| GIVEN TASK |
Scan each line of the records for the word "Украиной" and extract the ones that have it.

[Data excerpts]
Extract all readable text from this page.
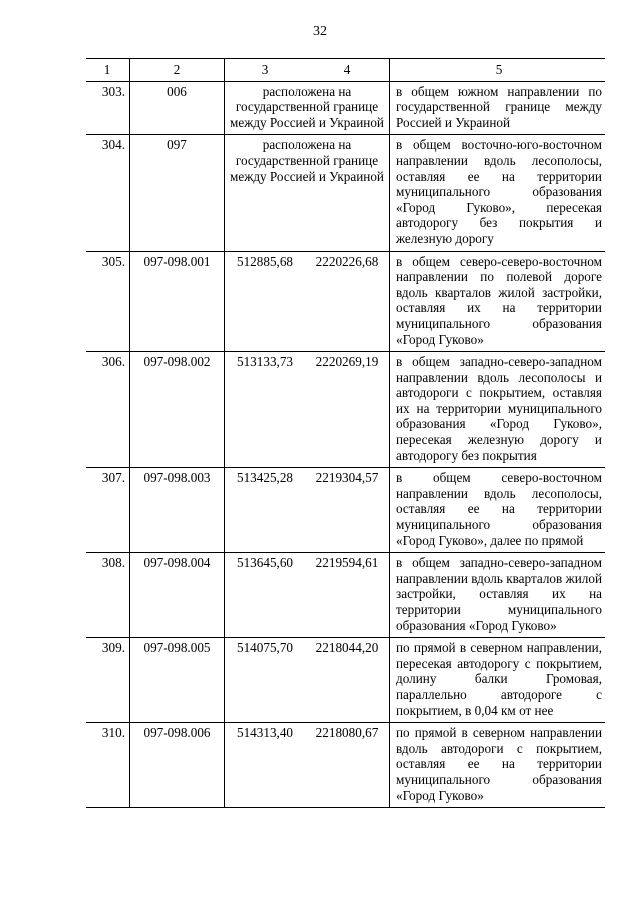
32
1	2	3	4	5
303.	006	расположена на государственной границе между Россией и Украиной		в общем южном направлении по государственной границе между Россией и Украиной
304.	097	расположена на государственной границе между Россией и Украиной		в общем восточно-юго-восточном направлении вдоль лесополосы, оставляя ее на территории муниципального образования «Город Гуково», пересекая автодорогу без покрытия и железную дорогу
305.	097-098.001	512885,68	2220226,68	в общем северо-северо-восточном направлении по полевой дороге вдоль кварталов жилой застройки, оставляя их на территории муниципального образования «Город Гуково»
306.	097-098.002	513133,73	2220269,19	в общем западно-северо-западном направлении вдоль лесополосы и автодороги с покрытием, оставляя их на территории муниципального образования «Город Гуково», пересекая железную дорогу и автодорогу без покрытия
307.	097-098.003	513425,28	2219304,57	в общем северо-восточном направлении вдоль лесополосы, оставляя ее на территории муниципального образования «Город Гуково», далее по прямой
308.	097-098.004	513645,60	2219594,61	в общем западно-северо-западном направлении вдоль кварталов жилой застройки, оставляя их на территории муниципального образования «Город Гуково»
309.	097-098.005	514075,70	2218044,20	по прямой в северном направлении, пересекая автодорогу с покрытием, долину балки Громовая, параллельно автодороге с покрытием, в 0,04 км от нее
310.	097-098.006	514313,40	2218080,67	по прямой в северном направлении вдоль автодороги с покрытием, оставляя ее на территории муниципального образования «Город Гуково»
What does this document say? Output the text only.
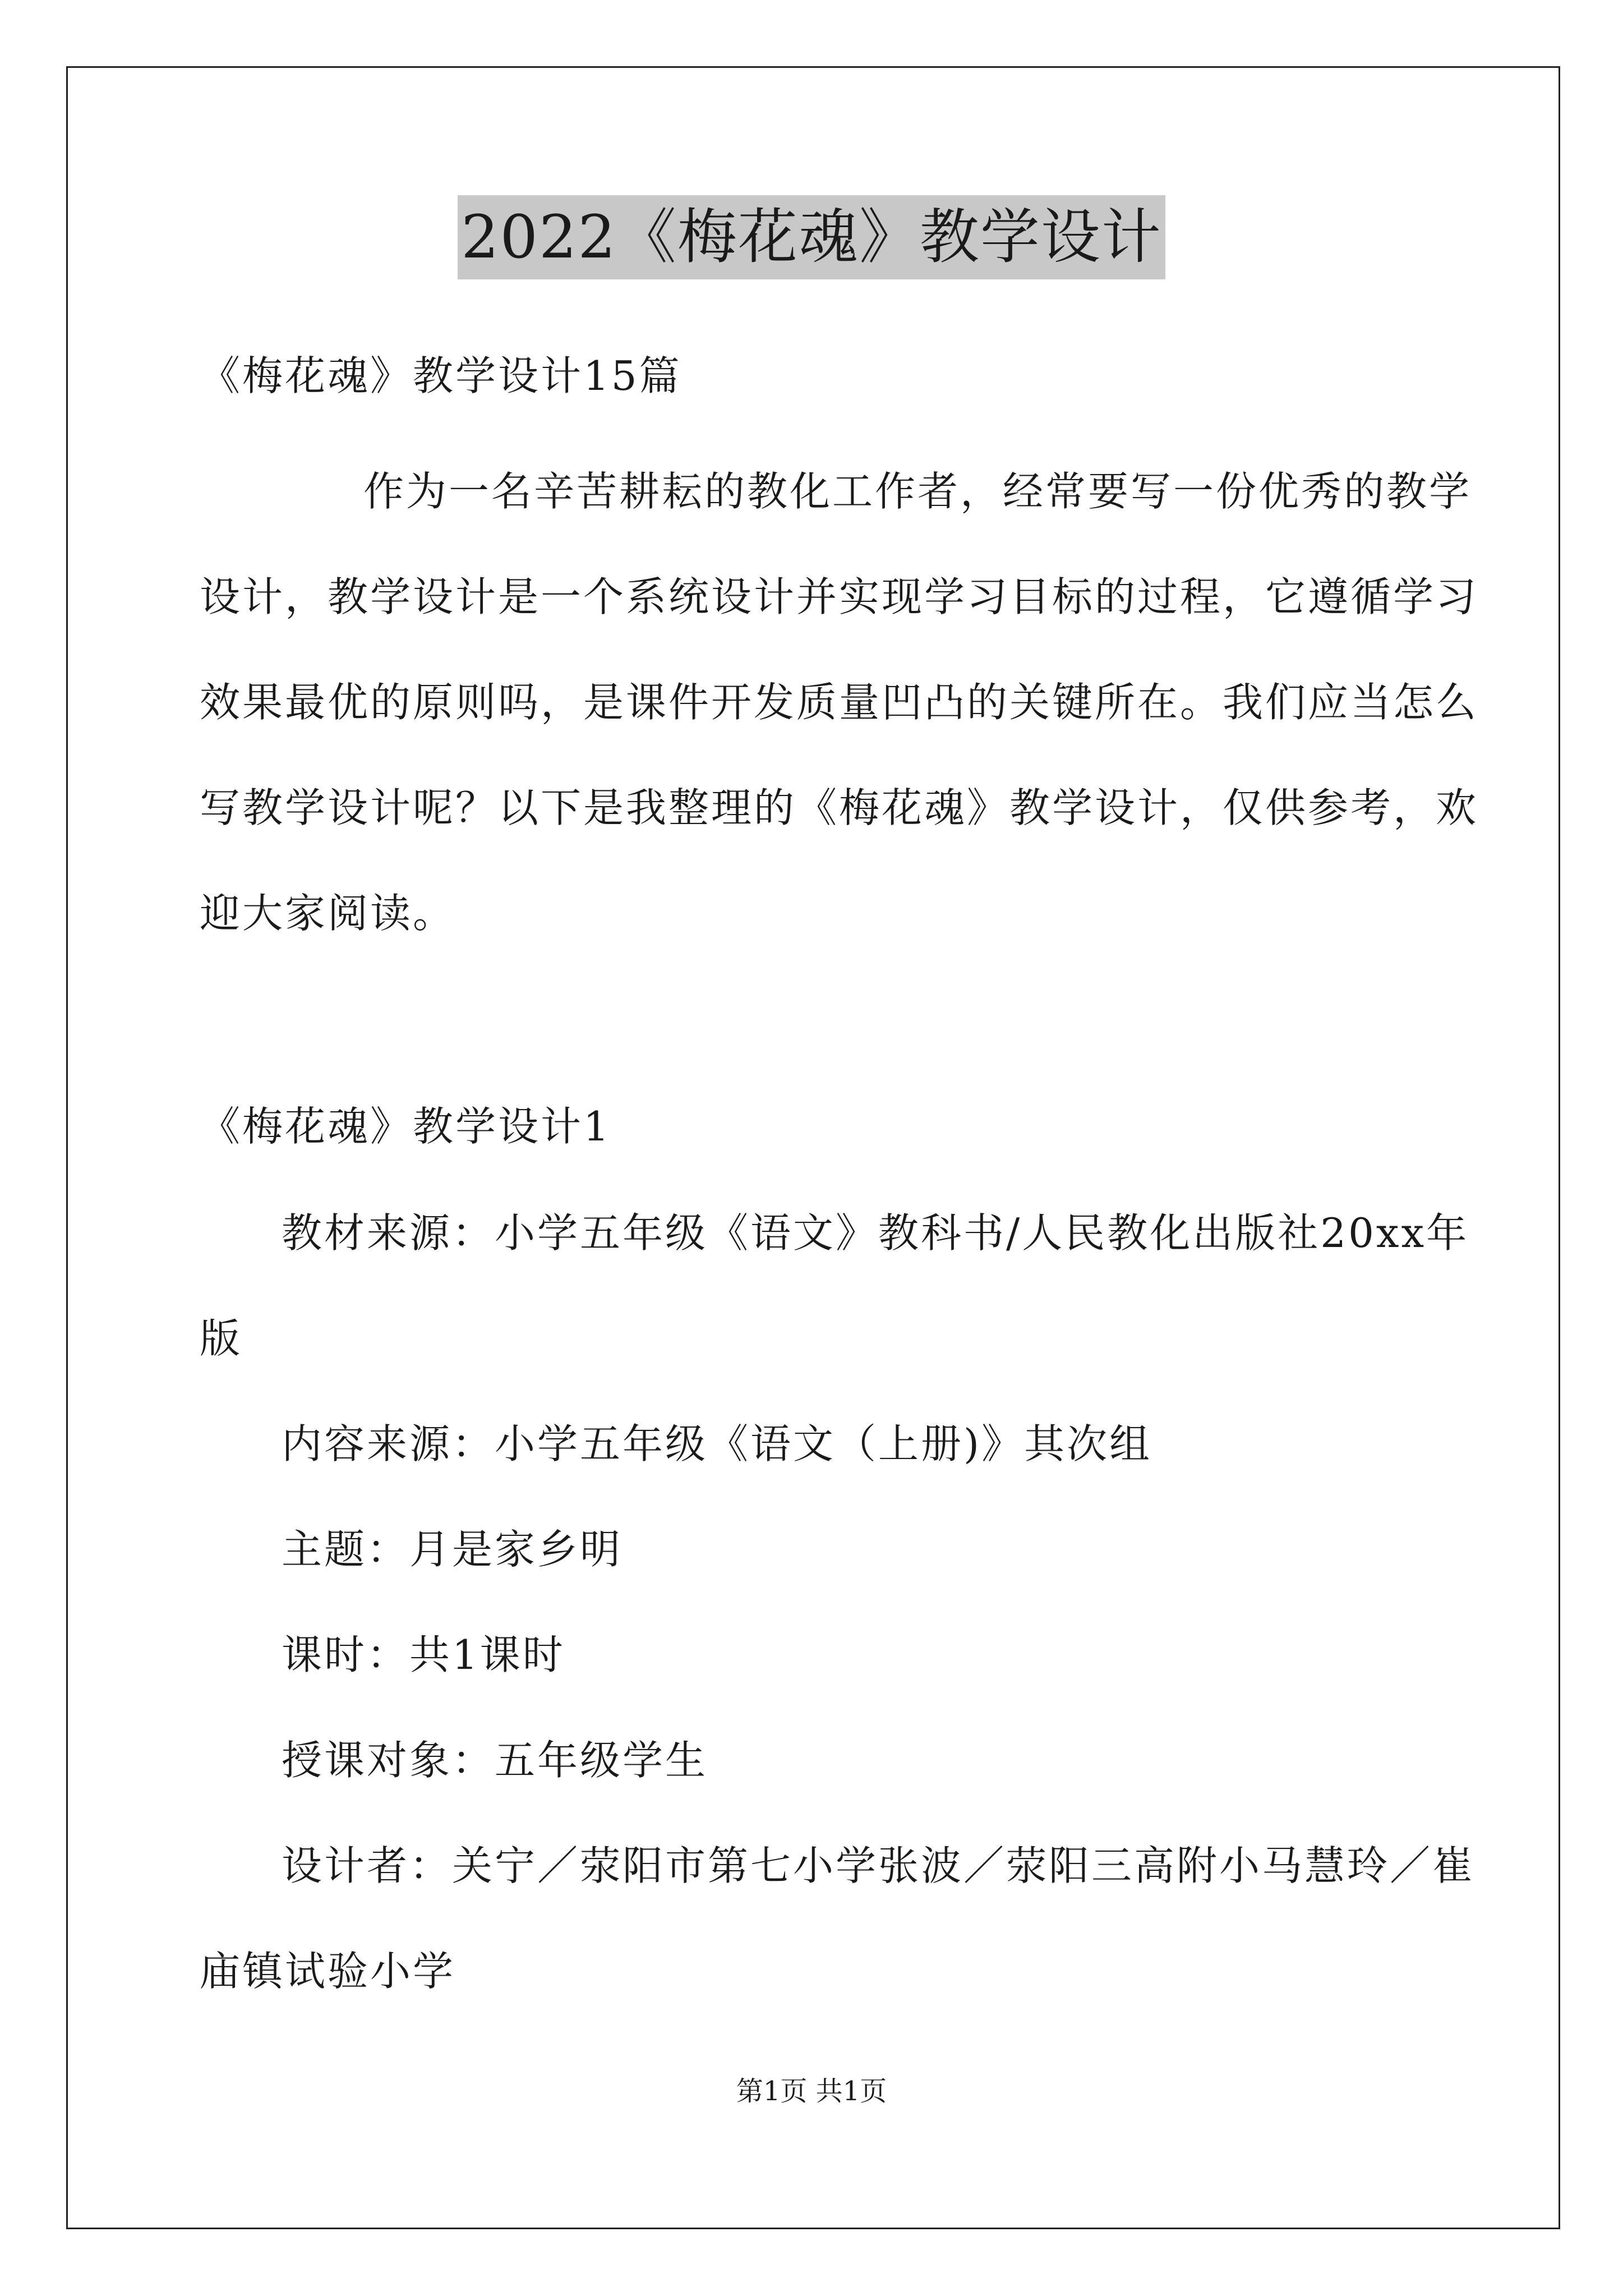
2022《梅花魂》教学设计
《梅花魂》教学设计15篇
作为一名辛苦耕耘的教化工作者，经常要写一份优秀的教学
设计，教学设计是一个系统设计并实现学习目标的过程，它遵循学习
效果最优的原则吗，是课件开发质量凹凸的关键所在。我们应当怎么
写教学设计呢？以下是我整理的《梅花魂》教学设计，仅供参考，欢
迎大家阅读。
《梅花魂》教学设计1
教材来源：小学五年级《语文》教科书/人民教化出版社20xx年
版
内容来源：小学五年级《语文（上册)》其次组
主题：月是家乡明
课时：共1课时
授课对象：五年级学生
设计者：关宁／荥阳市第七小学张波／荥阳三高附小马慧玲／崔
庙镇试验小学
第1页 共1页
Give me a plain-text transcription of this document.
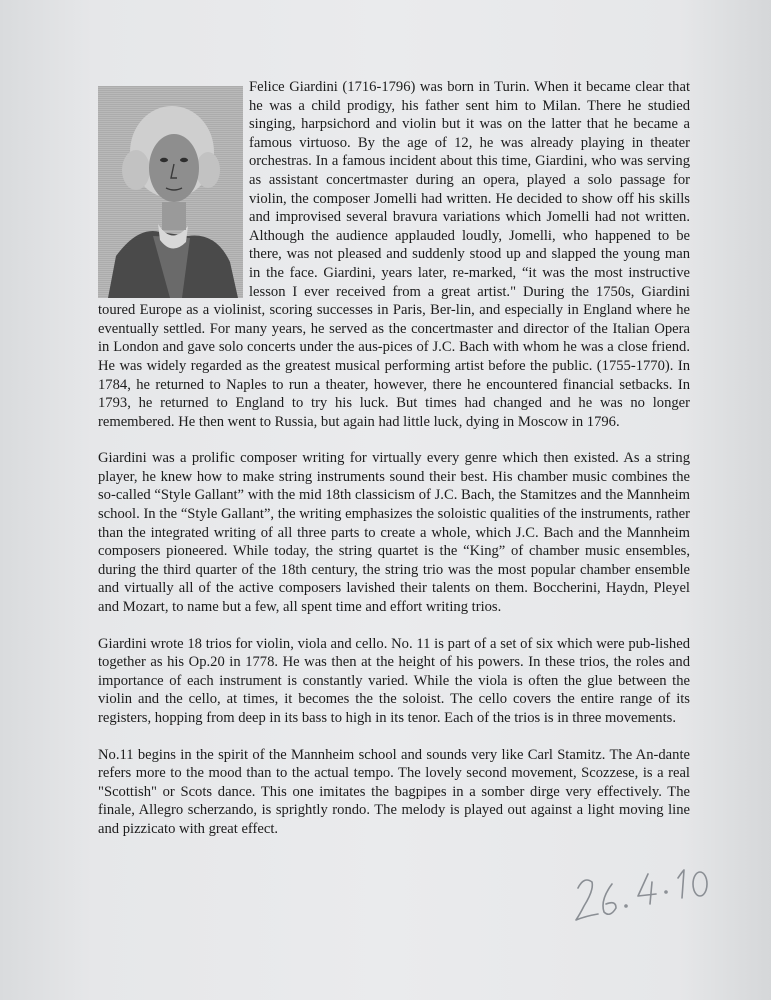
Felice Giardini (1716-1796) was born in Turin. When it became clear that he was a child prodigy, his father sent him to Milan. There he studied singing, harpsichord and violin but it was on the latter that he became a famous virtuoso. By the age of 12, he was already playing in theater orchestras. In a famous incident about this time, Giardini, who was serving as assistant concertmaster during an opera, played a solo passage for violin, the composer Jomelli had written. He decided to show off his skills and improvised several bravura variations which Jomelli had not written. Although the audience applauded loudly, Jomelli, who happened to be there, was not pleased and suddenly stood up and slapped the young man in the face. Giardini, years later, re-marked, “it was the most instructive lesson I ever received from a great artist." During the 1750s, Giardini toured Europe as a violinist, scoring successes in Paris, Ber-lin, and especially in England where he eventually settled. For many years, he served as the concertmaster and director of the Italian Opera in London and gave solo concerts under the aus-pices of J.C. Bach with whom he was a close friend. He was widely regarded as the greatest musical performing artist before the public. (1755-1770). In 1784, he returned to Naples to run a theater, however, there he encountered financial setbacks. In 1793, he returned to England to try his luck. But times had changed and he was no longer remembered. He then went to Russia, but again had little luck, dying in Moscow in 1796.

Giardini was a prolific composer writing for virtually every genre which then existed. As a string player, he knew how to make string instruments sound their best. His chamber music combines the so-called “Style Gallant” with the mid 18th classicism of J.C. Bach, the Stamitzes and the Mannheim school. In the “Style Gallant”, the writing emphasizes the soloistic qualities of the instruments, rather than the integrated writing of all three parts to create a whole, which J.C. Bach and the Mannheim composers pioneered. While today, the string quartet is the “King” of chamber music ensembles, during the third quarter of the 18th century, the string trio was the most popular chamber ensemble and virtually all of the active composers lavished their talents on them. Boccherini, Haydn, Pleyel and Mozart, to name but a few, all spent time and effort writing trios.

Giardini wrote 18 trios for violin, viola and cello. No. 11 is part of a set of six which were pub-lished together as his Op.20 in 1778. He was then at the height of his powers. In these trios, the roles and importance of each instrument is constantly varied. While the viola is often the glue between the violin and the cello, at times, it becomes the the soloist. The cello covers the entire range of its registers, hopping from deep in its bass to high in its tenor. Each of the trios is in three movements.

No.11 begins in the spirit of the Mannheim school and sounds very like Carl Stamitz. The An-dante refers more to the mood than to the actual tempo. The lovely second movement, Scozzese, is a real "Scottish" or Scots dance. This one imitates the bagpipes in a somber dirge very effectively. The finale, Allegro scherzando, is sprightly rondo. The melody is played out against a light moving line and pizzicato with great effect.
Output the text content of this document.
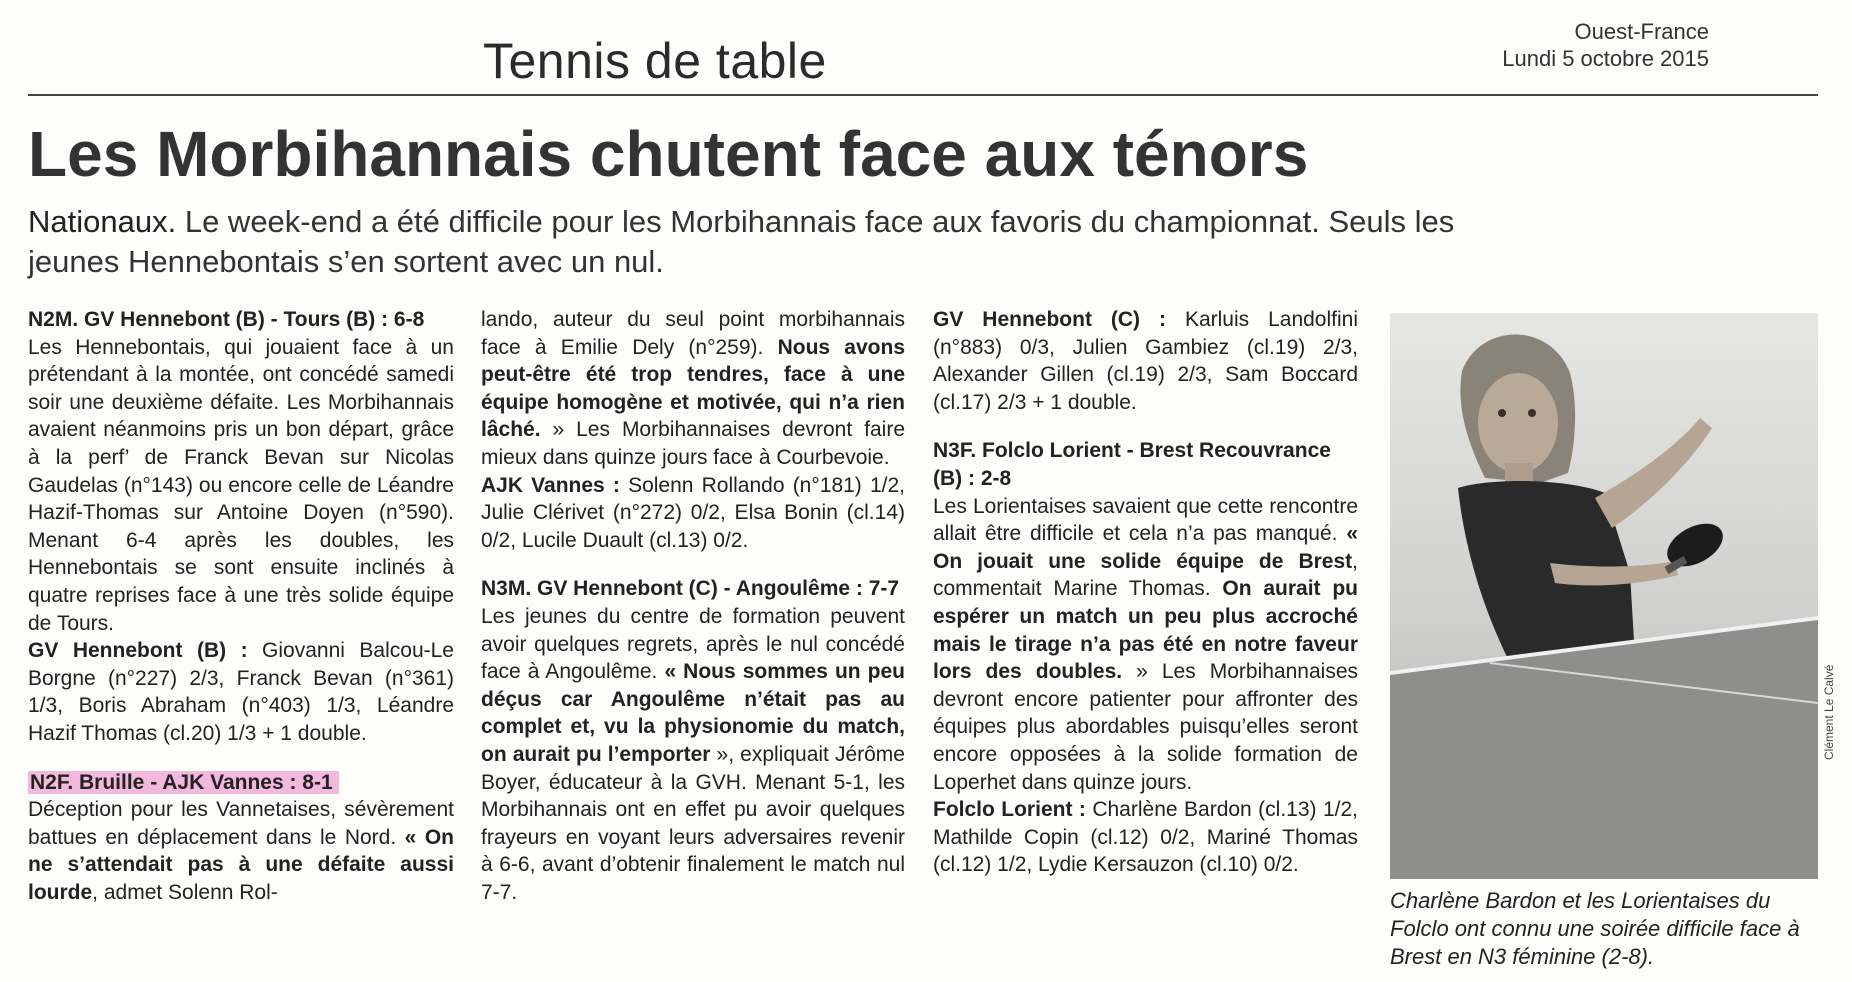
Tennis de table
Ouest-France
Lundi 5 octobre 2015
Les Morbihannais chutent face aux ténors
Nationaux. Le week-end a été difficile pour les Morbihannais face aux favoris du championnat. Seuls les jeunes Hennebontais s’en sortent avec un nul.

N2M. GV Hennebont (B) - Tours (B) : 6-8

Les Hennebontais, qui jouaient face à un prétendant à la montée, ont concédé samedi soir une deuxième défaite. Les Morbihannais avaient néanmoins pris un bon départ, grâce à la perf’ de Franck Bevan sur Nicolas Gaudelas (n°143) ou encore celle de Léandre Hazif-Thomas sur Antoine Doyen (n°590). Menant 6-4 après les doubles, les Hennebontais se sont ensuite inclinés à quatre reprises face à une très solide équipe de Tours.

GV Hennebont (B) : Giovanni Balcou-Le Borgne (n°227) 2/3, Franck Bevan (n°361) 1/3, Boris Abraham (n°403) 1/3, Léandre Hazif Thomas (cl.20) 1/3 + 1 double.

N2F. Bruille - AJK Vannes : 8-1

Déception pour les Vannetaises, sévèrement battues en déplacement dans le Nord. « On ne s’attendait pas à une défaite aussi lourde, admet Solenn Rol-

lando, auteur du seul point morbihannais face à Emilie Dely (n°259). Nous avons peut-être été trop tendres, face à une équipe homogène et motivée, qui n’a rien lâché. » Les Morbihannaises devront faire mieux dans quinze jours face à Courbevoie.

AJK Vannes : Solenn Rollando (n°181) 1/2, Julie Clérivet (n°272) 0/2, Elsa Bonin (cl.14) 0/2, Lucile Duault (cl.13) 0/2.

N3M. GV Hennebont (C) - Angoulême : 7-7

Les jeunes du centre de formation peuvent avoir quelques regrets, après le nul concédé face à Angoulême. « Nous sommes un peu déçus car Angoulême n’était pas au complet et, vu la physionomie du match, on aurait pu l’emporter », expliquait Jérôme Boyer, éducateur à la GVH. Menant 5-1, les Morbihannais ont en effet pu avoir quelques frayeurs en voyant leurs adversaires revenir à 6-6, avant d’obtenir finalement le match nul 7-7.

GV Hennebont (C) : Karluis Landolfini (n°883) 0/3, Julien Gambiez (cl.19) 2/3, Alexander Gillen (cl.19) 2/3, Sam Boccard (cl.17) 2/3 + 1 double.

N3F. Folclo Lorient - Brest Recouvrance (B) : 2-8

Les Lorientaises savaient que cette rencontre allait être difficile et cela n’a pas manqué. « On jouait une solide équipe de Brest, commentait Marine Thomas. On aurait pu espérer un match un peu plus accroché mais le tirage n’a pas été en notre faveur lors des doubles. » Les Morbihannaises devront encore patienter pour affronter des équipes plus abordables puisqu’elles seront encore opposées à la solide formation de Loperhet dans quinze jours.

Folclo Lorient : Charlène Bardon (cl.13) 1/2, Mathilde Copin (cl.12) 0/2, Mariné Thomas (cl.12) 1/2, Lydie Kersauzon (cl.10) 0/2.

Clément Le Calvé
Charlène Bardon et les Lorientaises du Folclo ont connu une soirée difficile face à Brest en N3 féminine (2-8).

| THE SOLUTION |
303.	006	расположена на государственной границе между Россией и Украиной		в общем южном направлении по государственной границе между Россией и Украиной
304.	097	расположена на государственной границе между Россией и Украиной		в общем восточно-юго-восточном направлении вдоль лесополосы, оставляя ее на территории муниципального образования «Город Гуково», пересекая автодорогу без покрытия и железную дорогу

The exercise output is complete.